INPUT DATA:
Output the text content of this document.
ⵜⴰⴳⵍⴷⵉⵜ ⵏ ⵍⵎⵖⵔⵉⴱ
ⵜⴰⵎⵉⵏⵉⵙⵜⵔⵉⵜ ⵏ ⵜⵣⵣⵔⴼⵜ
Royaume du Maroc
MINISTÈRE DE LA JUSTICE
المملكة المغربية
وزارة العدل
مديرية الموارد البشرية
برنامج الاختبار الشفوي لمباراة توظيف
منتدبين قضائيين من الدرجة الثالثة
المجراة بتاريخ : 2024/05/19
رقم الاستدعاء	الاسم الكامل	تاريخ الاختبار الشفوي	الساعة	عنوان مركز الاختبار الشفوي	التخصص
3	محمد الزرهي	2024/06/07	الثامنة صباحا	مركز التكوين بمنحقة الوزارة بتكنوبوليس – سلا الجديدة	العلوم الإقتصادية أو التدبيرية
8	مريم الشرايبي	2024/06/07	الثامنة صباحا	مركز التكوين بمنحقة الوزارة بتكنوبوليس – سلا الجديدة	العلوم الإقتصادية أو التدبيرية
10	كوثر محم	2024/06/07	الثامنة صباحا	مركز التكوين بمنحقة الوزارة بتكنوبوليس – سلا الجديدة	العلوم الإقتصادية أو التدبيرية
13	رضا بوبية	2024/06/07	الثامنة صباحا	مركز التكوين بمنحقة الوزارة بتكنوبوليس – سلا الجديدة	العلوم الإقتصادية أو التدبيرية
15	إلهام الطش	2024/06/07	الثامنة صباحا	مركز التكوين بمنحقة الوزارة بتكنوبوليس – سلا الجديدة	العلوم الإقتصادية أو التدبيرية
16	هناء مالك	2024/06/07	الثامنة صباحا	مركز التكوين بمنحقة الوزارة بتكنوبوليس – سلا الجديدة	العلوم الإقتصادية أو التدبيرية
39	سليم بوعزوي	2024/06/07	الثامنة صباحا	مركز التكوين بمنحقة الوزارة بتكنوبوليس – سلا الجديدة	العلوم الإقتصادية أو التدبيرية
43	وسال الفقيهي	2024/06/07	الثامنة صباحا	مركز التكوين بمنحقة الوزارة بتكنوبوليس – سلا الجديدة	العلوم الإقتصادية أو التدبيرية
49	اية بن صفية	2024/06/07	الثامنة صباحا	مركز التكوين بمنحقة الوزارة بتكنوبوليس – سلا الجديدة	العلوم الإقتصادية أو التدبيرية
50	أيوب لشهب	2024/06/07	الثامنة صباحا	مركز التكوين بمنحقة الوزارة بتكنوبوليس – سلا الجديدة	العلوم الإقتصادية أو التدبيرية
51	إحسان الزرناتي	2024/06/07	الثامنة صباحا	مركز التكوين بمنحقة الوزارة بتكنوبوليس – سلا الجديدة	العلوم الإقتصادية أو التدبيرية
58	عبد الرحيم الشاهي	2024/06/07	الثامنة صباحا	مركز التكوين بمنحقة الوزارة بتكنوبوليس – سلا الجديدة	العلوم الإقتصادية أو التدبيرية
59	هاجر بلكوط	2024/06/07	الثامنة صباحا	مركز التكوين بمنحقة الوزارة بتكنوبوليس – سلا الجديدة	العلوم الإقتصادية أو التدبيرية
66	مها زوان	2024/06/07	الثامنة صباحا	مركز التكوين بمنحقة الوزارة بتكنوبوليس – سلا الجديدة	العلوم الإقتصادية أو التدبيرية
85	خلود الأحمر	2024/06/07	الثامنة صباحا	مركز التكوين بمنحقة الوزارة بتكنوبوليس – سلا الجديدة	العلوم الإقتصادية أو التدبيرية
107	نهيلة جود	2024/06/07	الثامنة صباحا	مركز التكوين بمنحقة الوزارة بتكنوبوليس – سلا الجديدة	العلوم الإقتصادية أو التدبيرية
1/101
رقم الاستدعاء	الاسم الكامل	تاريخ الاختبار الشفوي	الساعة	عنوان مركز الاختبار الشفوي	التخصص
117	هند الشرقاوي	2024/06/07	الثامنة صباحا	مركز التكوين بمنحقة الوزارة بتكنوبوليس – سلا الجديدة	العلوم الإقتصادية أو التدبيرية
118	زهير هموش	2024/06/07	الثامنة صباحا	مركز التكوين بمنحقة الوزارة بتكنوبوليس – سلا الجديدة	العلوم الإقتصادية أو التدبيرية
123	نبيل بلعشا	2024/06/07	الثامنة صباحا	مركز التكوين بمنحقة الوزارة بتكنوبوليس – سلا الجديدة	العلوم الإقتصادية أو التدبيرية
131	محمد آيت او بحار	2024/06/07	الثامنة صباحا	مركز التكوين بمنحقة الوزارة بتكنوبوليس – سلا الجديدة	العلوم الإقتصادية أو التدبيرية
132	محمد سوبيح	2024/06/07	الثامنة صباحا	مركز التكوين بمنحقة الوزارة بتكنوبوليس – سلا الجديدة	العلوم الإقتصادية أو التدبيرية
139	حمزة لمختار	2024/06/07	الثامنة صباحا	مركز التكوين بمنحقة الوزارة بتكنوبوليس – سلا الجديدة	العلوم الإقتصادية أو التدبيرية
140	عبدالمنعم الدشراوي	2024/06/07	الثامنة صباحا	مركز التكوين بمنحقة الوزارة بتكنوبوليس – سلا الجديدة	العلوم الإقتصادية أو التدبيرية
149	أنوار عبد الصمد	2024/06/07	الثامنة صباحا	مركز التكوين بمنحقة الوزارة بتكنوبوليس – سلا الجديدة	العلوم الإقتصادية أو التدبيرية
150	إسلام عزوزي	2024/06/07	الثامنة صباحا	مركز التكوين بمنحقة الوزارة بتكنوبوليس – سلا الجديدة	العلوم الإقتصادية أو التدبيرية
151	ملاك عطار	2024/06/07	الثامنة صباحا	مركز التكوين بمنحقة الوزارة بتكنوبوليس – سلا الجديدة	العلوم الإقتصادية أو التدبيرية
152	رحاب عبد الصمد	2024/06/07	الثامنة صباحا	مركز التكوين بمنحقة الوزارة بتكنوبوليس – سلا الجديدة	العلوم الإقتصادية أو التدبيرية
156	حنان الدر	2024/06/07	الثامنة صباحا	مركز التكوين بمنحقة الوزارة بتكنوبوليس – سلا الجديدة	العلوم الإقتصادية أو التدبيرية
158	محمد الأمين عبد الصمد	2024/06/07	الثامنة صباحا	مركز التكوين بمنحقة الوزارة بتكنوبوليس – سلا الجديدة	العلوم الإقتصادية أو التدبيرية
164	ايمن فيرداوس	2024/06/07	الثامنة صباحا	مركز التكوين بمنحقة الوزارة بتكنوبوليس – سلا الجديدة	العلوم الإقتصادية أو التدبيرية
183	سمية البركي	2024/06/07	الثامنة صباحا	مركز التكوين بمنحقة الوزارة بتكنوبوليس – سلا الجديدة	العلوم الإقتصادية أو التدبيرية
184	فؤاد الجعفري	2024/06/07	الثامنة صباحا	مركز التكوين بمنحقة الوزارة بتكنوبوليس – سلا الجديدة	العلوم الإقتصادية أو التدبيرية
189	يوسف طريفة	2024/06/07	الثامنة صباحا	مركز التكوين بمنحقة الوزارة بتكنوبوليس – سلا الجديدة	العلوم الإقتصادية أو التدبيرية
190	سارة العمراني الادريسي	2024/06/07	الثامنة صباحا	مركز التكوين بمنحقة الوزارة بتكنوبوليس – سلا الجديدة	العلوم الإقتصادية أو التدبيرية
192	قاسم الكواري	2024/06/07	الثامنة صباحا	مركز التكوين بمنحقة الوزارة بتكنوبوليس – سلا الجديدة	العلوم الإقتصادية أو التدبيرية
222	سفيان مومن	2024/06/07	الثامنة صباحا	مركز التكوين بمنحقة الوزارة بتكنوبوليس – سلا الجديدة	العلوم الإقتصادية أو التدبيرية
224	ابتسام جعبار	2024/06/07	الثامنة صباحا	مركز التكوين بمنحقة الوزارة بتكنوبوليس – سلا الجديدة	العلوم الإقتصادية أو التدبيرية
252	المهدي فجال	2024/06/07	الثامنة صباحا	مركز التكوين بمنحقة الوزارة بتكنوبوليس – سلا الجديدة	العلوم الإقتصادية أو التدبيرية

EXERCISE INSTRUCTIONS: How many lines in the data contain the string "محمد"? Respond with the number only.

COMPLETE OUTPUT: 4